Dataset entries

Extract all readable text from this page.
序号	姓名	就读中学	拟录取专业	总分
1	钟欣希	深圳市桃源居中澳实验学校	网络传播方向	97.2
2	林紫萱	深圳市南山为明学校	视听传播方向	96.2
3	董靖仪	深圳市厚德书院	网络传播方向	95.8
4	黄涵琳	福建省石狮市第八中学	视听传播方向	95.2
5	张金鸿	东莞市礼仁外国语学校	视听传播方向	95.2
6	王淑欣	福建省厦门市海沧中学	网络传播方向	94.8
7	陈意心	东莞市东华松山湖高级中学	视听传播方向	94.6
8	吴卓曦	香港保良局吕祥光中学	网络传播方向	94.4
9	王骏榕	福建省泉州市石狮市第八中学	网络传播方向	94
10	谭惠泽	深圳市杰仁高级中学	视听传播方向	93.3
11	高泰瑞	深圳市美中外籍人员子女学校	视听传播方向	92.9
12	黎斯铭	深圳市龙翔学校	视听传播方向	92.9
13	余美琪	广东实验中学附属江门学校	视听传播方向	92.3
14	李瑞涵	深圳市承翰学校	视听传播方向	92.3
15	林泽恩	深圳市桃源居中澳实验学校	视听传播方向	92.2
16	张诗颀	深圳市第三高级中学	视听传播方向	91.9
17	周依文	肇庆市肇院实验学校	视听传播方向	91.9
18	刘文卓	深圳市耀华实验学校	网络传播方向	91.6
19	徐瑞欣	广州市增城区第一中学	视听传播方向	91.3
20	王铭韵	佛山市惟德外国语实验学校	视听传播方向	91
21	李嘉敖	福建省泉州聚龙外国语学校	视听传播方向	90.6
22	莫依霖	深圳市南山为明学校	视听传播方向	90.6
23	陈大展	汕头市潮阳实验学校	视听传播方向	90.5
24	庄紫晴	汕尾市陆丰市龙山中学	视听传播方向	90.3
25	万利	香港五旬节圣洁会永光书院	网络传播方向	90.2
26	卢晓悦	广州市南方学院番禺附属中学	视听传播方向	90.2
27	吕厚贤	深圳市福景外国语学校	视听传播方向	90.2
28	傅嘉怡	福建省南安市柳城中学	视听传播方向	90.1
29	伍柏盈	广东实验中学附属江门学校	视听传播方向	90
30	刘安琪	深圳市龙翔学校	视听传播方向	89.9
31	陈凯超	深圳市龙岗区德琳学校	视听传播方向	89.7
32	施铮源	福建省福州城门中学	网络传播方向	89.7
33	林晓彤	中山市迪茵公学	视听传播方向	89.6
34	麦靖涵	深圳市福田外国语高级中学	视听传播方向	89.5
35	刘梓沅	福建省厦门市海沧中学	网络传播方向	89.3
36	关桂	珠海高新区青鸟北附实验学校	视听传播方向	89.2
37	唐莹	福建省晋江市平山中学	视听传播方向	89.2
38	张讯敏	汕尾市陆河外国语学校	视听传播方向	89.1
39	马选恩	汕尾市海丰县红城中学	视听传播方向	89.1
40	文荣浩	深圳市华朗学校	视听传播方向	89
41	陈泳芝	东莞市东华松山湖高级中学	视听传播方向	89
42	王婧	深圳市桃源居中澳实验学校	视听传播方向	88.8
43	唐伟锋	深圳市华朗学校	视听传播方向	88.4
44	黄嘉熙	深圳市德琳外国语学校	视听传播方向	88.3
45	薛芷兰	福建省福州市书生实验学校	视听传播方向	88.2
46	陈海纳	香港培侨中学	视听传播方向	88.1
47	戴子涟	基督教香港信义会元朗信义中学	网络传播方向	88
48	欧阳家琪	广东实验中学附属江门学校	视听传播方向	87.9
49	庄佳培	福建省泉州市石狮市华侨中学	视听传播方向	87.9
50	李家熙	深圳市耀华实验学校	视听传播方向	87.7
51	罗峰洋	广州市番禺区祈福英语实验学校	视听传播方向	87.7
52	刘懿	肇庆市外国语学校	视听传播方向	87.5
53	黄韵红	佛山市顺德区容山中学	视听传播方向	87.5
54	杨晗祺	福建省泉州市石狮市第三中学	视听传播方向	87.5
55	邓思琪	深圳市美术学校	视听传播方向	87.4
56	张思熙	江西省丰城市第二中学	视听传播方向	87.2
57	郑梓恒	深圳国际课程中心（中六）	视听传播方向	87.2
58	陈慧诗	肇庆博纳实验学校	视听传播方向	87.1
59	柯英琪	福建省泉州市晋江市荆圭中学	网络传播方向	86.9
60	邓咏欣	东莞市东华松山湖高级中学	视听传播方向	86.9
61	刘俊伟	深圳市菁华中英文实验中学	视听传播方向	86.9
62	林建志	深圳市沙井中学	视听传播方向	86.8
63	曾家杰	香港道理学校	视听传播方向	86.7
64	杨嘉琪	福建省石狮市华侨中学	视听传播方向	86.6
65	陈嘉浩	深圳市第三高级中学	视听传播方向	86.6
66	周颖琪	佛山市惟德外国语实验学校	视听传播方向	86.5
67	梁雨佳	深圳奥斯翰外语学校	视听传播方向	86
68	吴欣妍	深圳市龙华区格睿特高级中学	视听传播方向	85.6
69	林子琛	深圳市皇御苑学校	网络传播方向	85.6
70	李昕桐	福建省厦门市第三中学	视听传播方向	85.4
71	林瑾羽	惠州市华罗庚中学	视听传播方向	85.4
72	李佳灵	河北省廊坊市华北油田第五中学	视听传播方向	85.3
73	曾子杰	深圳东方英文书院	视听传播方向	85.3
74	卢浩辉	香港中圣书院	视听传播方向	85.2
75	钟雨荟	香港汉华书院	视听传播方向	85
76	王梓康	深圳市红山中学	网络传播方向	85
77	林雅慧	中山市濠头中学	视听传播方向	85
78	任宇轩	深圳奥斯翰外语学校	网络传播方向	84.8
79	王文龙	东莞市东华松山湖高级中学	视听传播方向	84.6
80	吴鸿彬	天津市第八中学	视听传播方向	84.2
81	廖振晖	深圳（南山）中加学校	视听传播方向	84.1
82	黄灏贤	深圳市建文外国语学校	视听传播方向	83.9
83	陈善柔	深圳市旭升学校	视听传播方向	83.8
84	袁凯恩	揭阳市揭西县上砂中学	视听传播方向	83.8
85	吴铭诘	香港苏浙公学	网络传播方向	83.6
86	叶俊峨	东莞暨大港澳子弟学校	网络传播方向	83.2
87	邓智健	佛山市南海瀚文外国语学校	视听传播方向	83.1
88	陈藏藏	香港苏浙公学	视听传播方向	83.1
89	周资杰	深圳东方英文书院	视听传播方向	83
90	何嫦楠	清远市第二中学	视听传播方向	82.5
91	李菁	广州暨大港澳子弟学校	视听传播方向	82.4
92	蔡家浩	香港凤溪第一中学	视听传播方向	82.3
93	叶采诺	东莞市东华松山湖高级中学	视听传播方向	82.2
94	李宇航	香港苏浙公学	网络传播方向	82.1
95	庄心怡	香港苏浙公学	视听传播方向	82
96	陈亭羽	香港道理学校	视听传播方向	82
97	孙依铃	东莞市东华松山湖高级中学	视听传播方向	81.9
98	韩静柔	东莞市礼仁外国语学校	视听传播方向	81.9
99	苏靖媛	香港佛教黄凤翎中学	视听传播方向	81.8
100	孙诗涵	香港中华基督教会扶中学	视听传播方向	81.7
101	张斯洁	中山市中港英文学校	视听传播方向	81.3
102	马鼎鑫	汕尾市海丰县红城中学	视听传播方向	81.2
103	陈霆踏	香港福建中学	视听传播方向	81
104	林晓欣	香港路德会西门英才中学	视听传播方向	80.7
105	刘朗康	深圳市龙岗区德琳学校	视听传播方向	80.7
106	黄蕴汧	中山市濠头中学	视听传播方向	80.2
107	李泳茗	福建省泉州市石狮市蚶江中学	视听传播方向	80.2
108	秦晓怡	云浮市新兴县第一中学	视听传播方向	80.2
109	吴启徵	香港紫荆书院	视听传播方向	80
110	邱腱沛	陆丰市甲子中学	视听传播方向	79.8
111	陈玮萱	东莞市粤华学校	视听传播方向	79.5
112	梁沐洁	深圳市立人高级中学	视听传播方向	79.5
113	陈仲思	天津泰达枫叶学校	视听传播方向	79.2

The problem:
Check each line of the data above for the word "深圳市龙翔学校" and say how many lines have it. Give the number alone.

Exercise result:
2